- Working data:
#####
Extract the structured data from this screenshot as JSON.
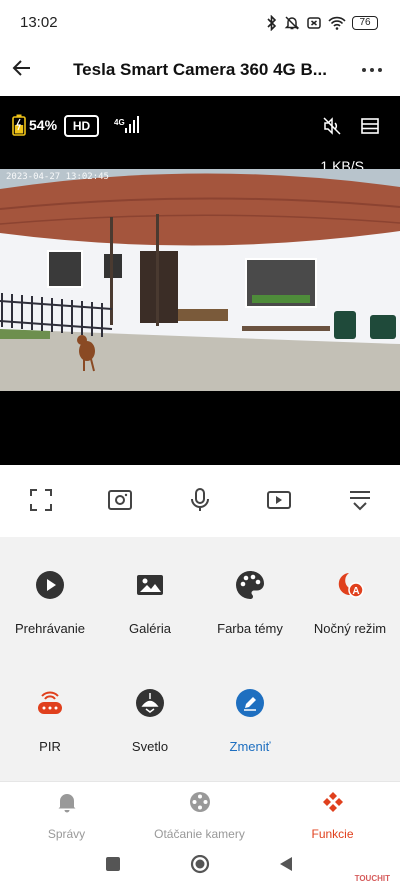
{
  "status": {
    "time": "13:02",
    "battery": "76",
    "icons": [
      "bluetooth-icon",
      "bell-off-icon",
      "sim-off-icon",
      "wifi-icon",
      "battery-icon"
    ]
  },
  "header": {
    "title": "Tesla Smart Camera 360 4G B...",
    "back_icon": "arrow-left-icon",
    "more_icon": "more-horizontal-icon"
  },
  "video": {
    "battery_percent": "54%",
    "quality": "HD",
    "network": "4G",
    "speed": "1 KB/S",
    "timestamp": "2023-04-27 13:02:45"
  },
  "controls": [
    {
      "name": "fullscreen-icon"
    },
    {
      "name": "screenshot-icon"
    },
    {
      "name": "microphone-icon"
    },
    {
      "name": "record-icon"
    },
    {
      "name": "collapse-icon"
    }
  ],
  "functions": [
    {
      "label": "Prehrávanie",
      "icon": "play-icon",
      "color": "#333333"
    },
    {
      "label": "Galéria",
      "icon": "gallery-icon",
      "color": "#333333"
    },
    {
      "label": "Farba témy",
      "icon": "palette-icon",
      "color": "#333333"
    },
    {
      "label": "Nočný režim",
      "icon": "night-mode-icon",
      "color": "#e0401d"
    },
    {
      "label": "PIR",
      "icon": "pir-sensor-icon",
      "color": "#e0401d"
    },
    {
      "label": "Svetlo",
      "icon": "light-icon",
      "color": "#333333"
    },
    {
      "label": "Zmeniť",
      "icon": "edit-icon",
      "color": "#1e6fc0"
    }
  ],
  "bottom_nav": [
    {
      "label": "Správy",
      "icon": "bell-icon",
      "active": false
    },
    {
      "label": "Otáčanie kamery",
      "icon": "camera-rotate-icon",
      "active": false
    },
    {
      "label": "Funkcie",
      "icon": "functions-icon",
      "active": true
    }
  ],
  "colors": {
    "accent": "#e0401d",
    "link": "#1e6fc0",
    "video_bg": "#000000"
  },
  "watermark": "TOUCHIT"
}
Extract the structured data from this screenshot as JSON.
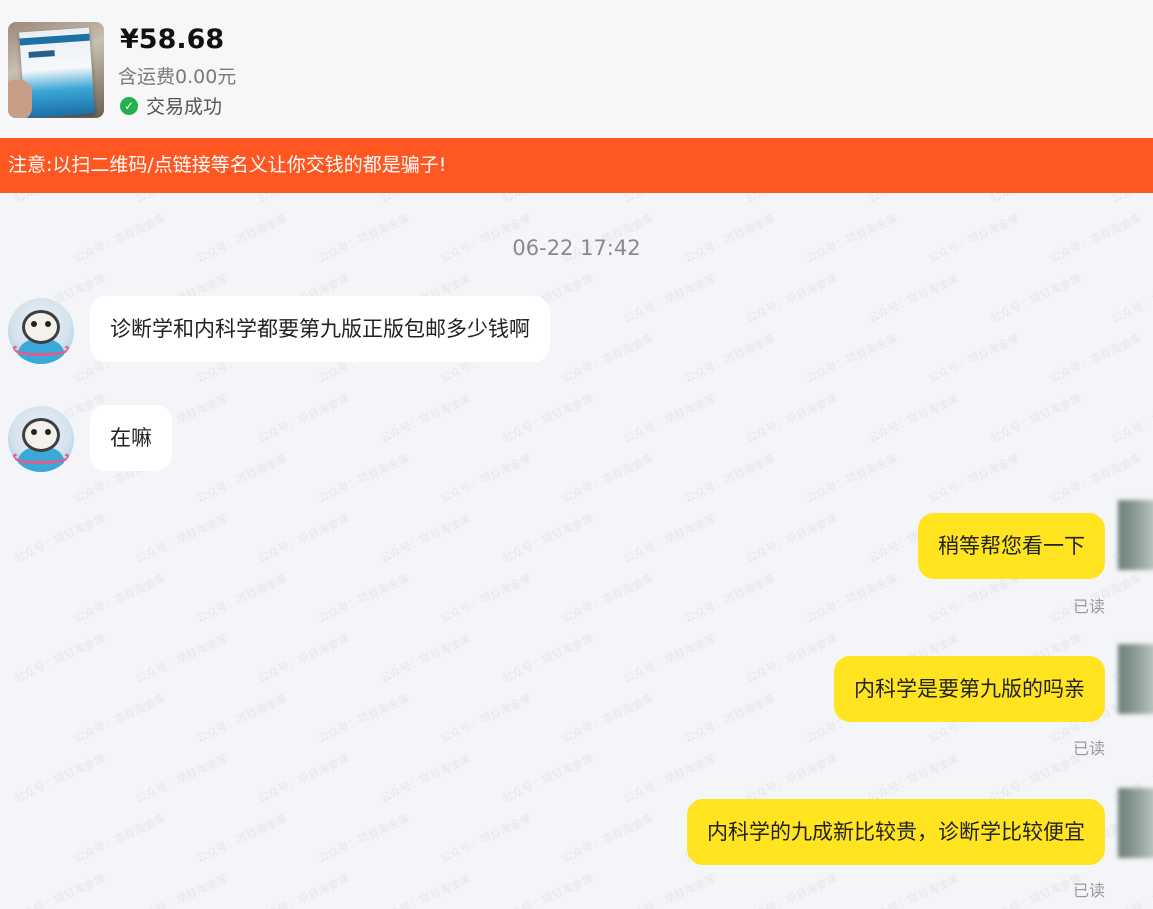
{
  "product": {
    "price": "¥58.68",
    "freight": "含运费0.00元",
    "status": "交易成功",
    "thumbnail_icon": "book-photo",
    "status_icon": "check-circle-icon"
  },
  "warning": {
    "text": "注意:以扫二维码/点链接等名义让你交钱的都是骗子!",
    "bg_color": "#ff5722"
  },
  "chat": {
    "timestamp": "06-22 17:42",
    "messages": [
      {
        "from": "buyer",
        "text": "诊断学和内科学都要第九版正版包邮多少钱啊"
      },
      {
        "from": "buyer",
        "text": "在嘛"
      },
      {
        "from": "seller",
        "text": "稍等帮您看一下",
        "status": "已读"
      },
      {
        "from": "seller",
        "text": "内科学是要第九版的吗亲",
        "status": "已读"
      },
      {
        "from": "seller",
        "text": "内科学的九成新比较贵，诊断学比较便宜",
        "status": "已读"
      }
    ]
  },
  "watermark": "公众号：项目淘金库",
  "colors": {
    "seller_bubble": "#ffe41f",
    "buyer_bubble": "#ffffff",
    "background": "#f4f5f9",
    "success": "#22b14c"
  }
}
#####
- What you have to do: What count of lines in the listing contain the word "watermark"? Reply with the number only.

- Final result: 2